### TASK DESCRIPTION
Every record below should be printed exactly as given.

═════ DATA ENTRIES ═════

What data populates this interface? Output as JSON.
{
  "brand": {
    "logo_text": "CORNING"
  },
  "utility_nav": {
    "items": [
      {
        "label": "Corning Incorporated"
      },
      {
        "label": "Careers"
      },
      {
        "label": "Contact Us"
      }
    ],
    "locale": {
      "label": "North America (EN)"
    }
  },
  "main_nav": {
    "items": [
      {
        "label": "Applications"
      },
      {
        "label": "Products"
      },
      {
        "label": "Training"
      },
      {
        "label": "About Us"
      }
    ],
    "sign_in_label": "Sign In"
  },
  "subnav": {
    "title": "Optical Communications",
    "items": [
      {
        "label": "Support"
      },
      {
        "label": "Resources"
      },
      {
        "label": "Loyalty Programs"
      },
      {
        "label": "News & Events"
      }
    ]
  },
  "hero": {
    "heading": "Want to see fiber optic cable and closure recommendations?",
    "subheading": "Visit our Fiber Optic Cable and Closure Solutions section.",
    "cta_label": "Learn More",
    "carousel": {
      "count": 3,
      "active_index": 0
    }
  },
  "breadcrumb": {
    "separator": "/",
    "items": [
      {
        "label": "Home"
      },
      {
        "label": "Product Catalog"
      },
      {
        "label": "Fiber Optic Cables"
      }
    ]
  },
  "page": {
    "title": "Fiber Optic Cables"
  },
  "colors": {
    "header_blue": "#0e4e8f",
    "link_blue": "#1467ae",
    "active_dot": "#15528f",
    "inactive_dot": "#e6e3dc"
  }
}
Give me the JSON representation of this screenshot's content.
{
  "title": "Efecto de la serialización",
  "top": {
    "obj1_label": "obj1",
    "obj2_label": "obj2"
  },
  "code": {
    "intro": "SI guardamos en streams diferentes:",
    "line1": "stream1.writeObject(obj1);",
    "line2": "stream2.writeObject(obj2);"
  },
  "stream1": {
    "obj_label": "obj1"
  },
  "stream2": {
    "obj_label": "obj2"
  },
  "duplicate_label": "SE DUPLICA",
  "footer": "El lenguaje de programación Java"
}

═════

### OUTPUT FOR THIS EXERCISE
What data populates this interface? Output as JSON.
{
  "brand": {
    "logo_text": "CORNING"
  },
  "utility_nav": {
    "items": [
      {
        "label": "Corning Incorporated"
      },
      {
        "label": "Careers"
      },
      {
        "label": "Contact Us"
      }
    ],
    "locale": {
      "label": "North America (EN)"
    }
  },
  "main_nav": {
    "items": [
      {
        "label": "Applications"
      },
      {
        "label": "Products"
      },
      {
        "label": "Training"
      },
      {
        "label": "About Us"
      }
    ],
    "sign_in_label": "Sign In"
  },
  "subnav": {
    "title": "Optical Communications",
    "items": [
      {
        "label": "Support"
      },
      {
        "label": "Resources"
      },
      {
        "label": "Loyalty Programs"
      },
      {
        "label": "News & Events"
      }
    ]
  },
  "hero": {
    "heading": "Want to see fiber optic cable and closure recommendations?",
    "subheading": "Visit our Fiber Optic Cable and Closure Solutions section.",
    "cta_label": "Learn More",
    "carousel": {
      "count": 3,
      "active_index": 0
    }
  },
  "breadcrumb": {
    "separator": "/",
    "items": [
      {
        "label": "Home"
      },
      {
        "label": "Product Catalog"
      },
      {
        "label": "Fiber Optic Cables"
      }
    ]
  },
  "page": {
    "title": "Fiber Optic Cables"
  },
  "colors": {
    "header_blue": "#0e4e8f",
    "link_blue": "#1467ae",
    "active_dot": "#15528f",
    "inactive_dot": "#e6e3dc"
  }
}
Give me the JSON representation of this screenshot's content.
{
  "title": "Efecto de la serialización",
  "top": {
    "obj1_label": "obj1",
    "obj2_label": "obj2"
  },
  "code": {
    "intro": "SI guardamos en streams diferentes:",
    "line1": "stream1.writeObject(obj1);",
    "line2": "stream2.writeObject(obj2);"
  },
  "stream1": {
    "obj_label": "obj1"
  },
  "stream2": {
    "obj_label": "obj2"
  },
  "duplicate_label": "SE DUPLICA",
  "footer": "El lenguaje de programación Java"
}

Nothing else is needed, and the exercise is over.